Problem details
Please transcribe the listing below in full and word for word, without its pictures.
>>>>
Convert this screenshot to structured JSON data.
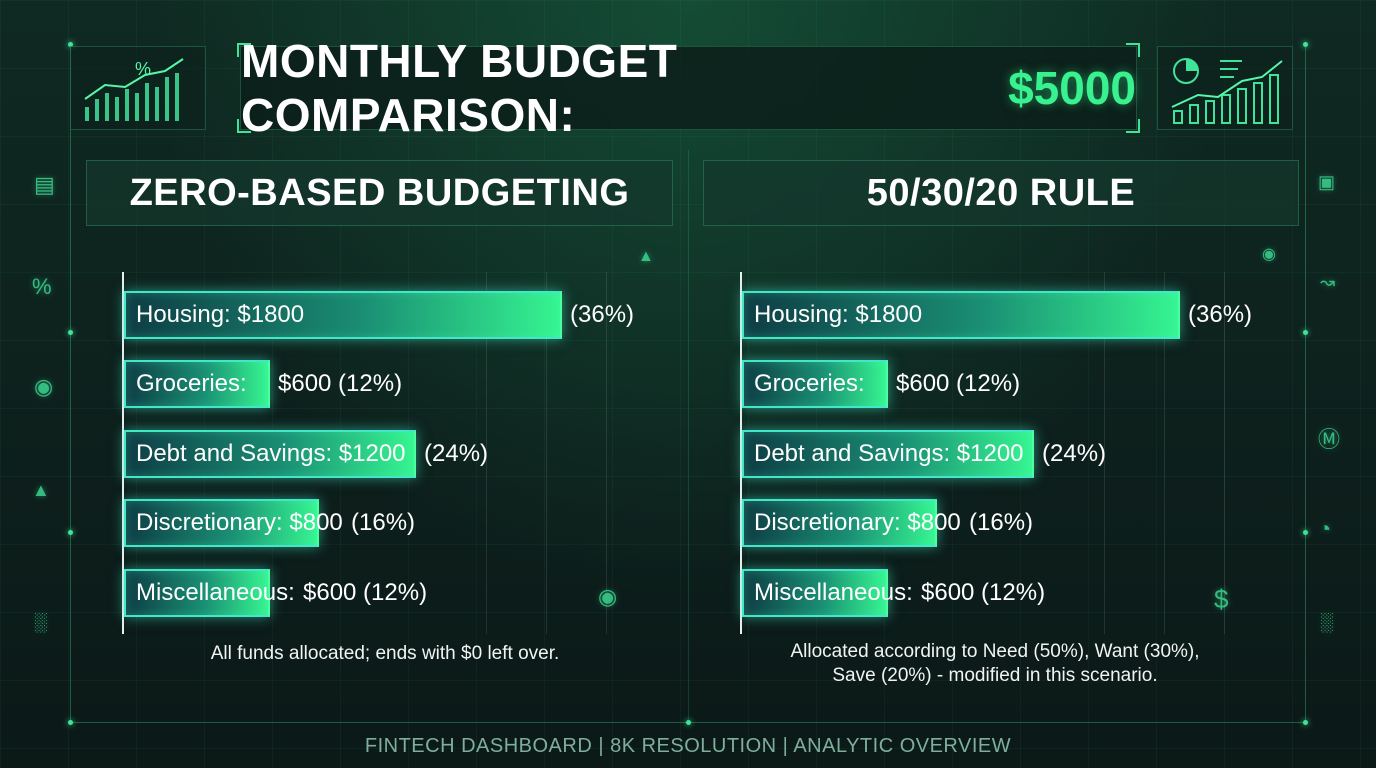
{
  "header": {
    "title_main": "MONTHLY BUDGET COMPARISON:",
    "title_accent": "$5000"
  },
  "colors": {
    "accent": "#38f28f",
    "bar_border": "#41e7c9",
    "background": "#0d1f1c"
  },
  "chart_data": [
    {
      "type": "bar",
      "orientation": "horizontal",
      "title": "ZERO-BASED BUDGETING",
      "categories": [
        "Housing",
        "Groceries",
        "Debt and Savings",
        "Discretionary",
        "Miscellaneous"
      ],
      "values": [
        1800,
        600,
        1200,
        800,
        600
      ],
      "bar_labels": [
        "Housing: $1800",
        "Groceries:",
        "Debt and Savings: $1200",
        "Discretionary: $800",
        "Miscellaneous:"
      ],
      "value_labels": [
        "(36%)",
        "$600 (12%)",
        "(24%)",
        "(16%)",
        "$600  (12%)"
      ],
      "caption": "All funds allocated; ends with $0 left over.",
      "xlim": [
        0,
        2000
      ]
    },
    {
      "type": "bar",
      "orientation": "horizontal",
      "title": "50/30/20 RULE",
      "categories": [
        "Housing",
        "Groceries",
        "Debt and Savings",
        "Discretionary",
        "Miscellaneous"
      ],
      "values": [
        1800,
        600,
        1200,
        800,
        600
      ],
      "bar_labels": [
        "Housing: $1800",
        "Groceries:",
        "Debt and Savings: $1200",
        "Discretionary: $800",
        "Miscellaneous:"
      ],
      "value_labels": [
        "(36%)",
        "$600 (12%)",
        "(24%)",
        "(16%)",
        "$600  (12%)"
      ],
      "caption_lines": [
        "Allocated according to Need (50%), Want (30%),",
        "Save (20%) - modified in this scenario."
      ],
      "xlim": [
        0,
        2000
      ]
    }
  ],
  "footer": "FINTECH DASHBOARD  |  8K RESOLUTION  |  ANALYTIC OVERVIEW",
  "icons": [
    "chart-up-icon",
    "percent-icon",
    "wallet-icon",
    "coin-icon",
    "dollar-icon",
    "pie-icon",
    "growth-icon"
  ]
}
<<<<
Exercise solution
Convert this screenshot to structured JSON data.
{
  "header": {
    "title_main": "MONTHLY BUDGET COMPARISON:",
    "title_accent": "$5000"
  },
  "colors": {
    "accent": "#38f28f",
    "bar_border": "#41e7c9",
    "background": "#0d1f1c"
  },
  "chart_data": [
    {
      "type": "bar",
      "orientation": "horizontal",
      "title": "ZERO-BASED BUDGETING",
      "categories": [
        "Housing",
        "Groceries",
        "Debt and Savings",
        "Discretionary",
        "Miscellaneous"
      ],
      "values": [
        1800,
        600,
        1200,
        800,
        600
      ],
      "bar_labels": [
        "Housing: $1800",
        "Groceries:",
        "Debt and Savings: $1200",
        "Discretionary: $800",
        "Miscellaneous:"
      ],
      "value_labels": [
        "(36%)",
        "$600 (12%)",
        "(24%)",
        "(16%)",
        "$600  (12%)"
      ],
      "caption": "All funds allocated; ends with $0 left over.",
      "xlim": [
        0,
        2000
      ]
    },
    {
      "type": "bar",
      "orientation": "horizontal",
      "title": "50/30/20 RULE",
      "categories": [
        "Housing",
        "Groceries",
        "Debt and Savings",
        "Discretionary",
        "Miscellaneous"
      ],
      "values": [
        1800,
        600,
        1200,
        800,
        600
      ],
      "bar_labels": [
        "Housing: $1800",
        "Groceries:",
        "Debt and Savings: $1200",
        "Discretionary: $800",
        "Miscellaneous:"
      ],
      "value_labels": [
        "(36%)",
        "$600 (12%)",
        "(24%)",
        "(16%)",
        "$600  (12%)"
      ],
      "caption_lines": [
        "Allocated according to Need (50%), Want (30%),",
        "Save (20%) - modified in this scenario."
      ],
      "xlim": [
        0,
        2000
      ]
    }
  ],
  "footer": "FINTECH DASHBOARD  |  8K RESOLUTION  |  ANALYTIC OVERVIEW",
  "icons": [
    "chart-up-icon",
    "percent-icon",
    "wallet-icon",
    "coin-icon",
    "dollar-icon",
    "pie-icon",
    "growth-icon"
  ]
}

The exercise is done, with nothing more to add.